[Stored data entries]

□ □ □ □ □

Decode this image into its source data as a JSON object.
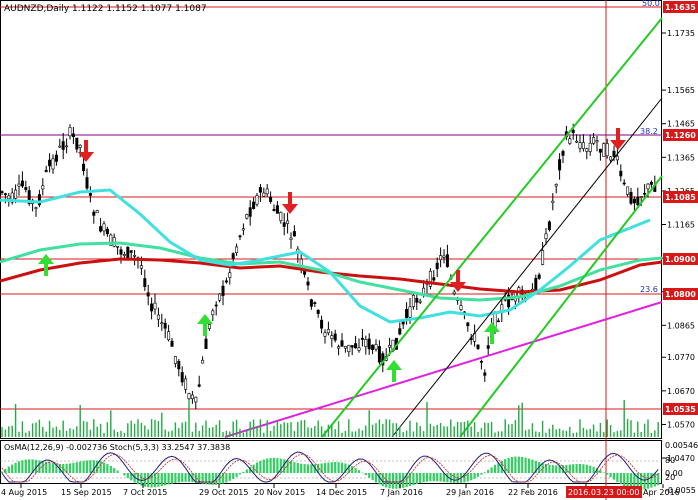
{
  "header": {
    "title": "AUDNZD,Daily",
    "values": "1.1122 1.1152 1.1077 1.1087"
  },
  "price_axis": {
    "ticks": [
      "1.1735",
      "1.1565",
      "1.1465",
      "1.1365",
      "1.1265",
      "1.1165",
      "1.1065",
      "1.0965",
      "1.0865",
      "1.0770",
      "1.0670",
      "1.0570",
      "1.0470"
    ]
  },
  "levels": [
    {
      "label": "1.1635",
      "color": "#d81818"
    },
    {
      "label": "1.1260",
      "color": "#d81818"
    },
    {
      "label": "1.1085",
      "color": "#d81818"
    },
    {
      "label": "1.0900",
      "color": "#d81818"
    },
    {
      "label": "1.0800",
      "color": "#d81818"
    },
    {
      "label": "1.0535",
      "color": "#d81818"
    }
  ],
  "fib_labels": {
    "top": "50.0",
    "mid": "38.2",
    "low": "23.6"
  },
  "oscillator": {
    "title": "OsMA(12,26,9) -0.002736  Stoch(5,3,3) 33.2547 37.3838",
    "ticks": [
      "0.00546",
      "0.00",
      "-0.0055"
    ],
    "stoch_levels": [
      "80",
      "20"
    ]
  },
  "time_axis": {
    "labels": [
      "4 Aug 2015",
      "15 Sep 2015",
      "7 Oct 2015",
      "29 Oct 2015",
      "20 Nov 2015",
      "14 Dec 2015",
      "7 Jan 2016",
      "29 Jan 2016",
      "22 Feb 2016",
      "2016.03.23 00:00",
      "Apr 2016"
    ]
  },
  "colors": {
    "price_line": "#d81818",
    "fib_line": "#800080",
    "channel": "#22cc22",
    "trendline": "#e020e0",
    "ma_cyan": "#40e0e0",
    "ma_red": "#cc1010",
    "ma_green": "#40e0a0",
    "arrow_down": "#e02020",
    "arrow_up": "#30e030",
    "histogram": "#30d060"
  }
}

□ □ □ □ □

• Set task: Pull out all lines of the data with the string "title".

• Exercise response:
    "title": "AUDNZD,Daily",
    "title": "OsMA(12,26,9) -0.002736  Stoch(5,3,3) 33.2547 37.3838",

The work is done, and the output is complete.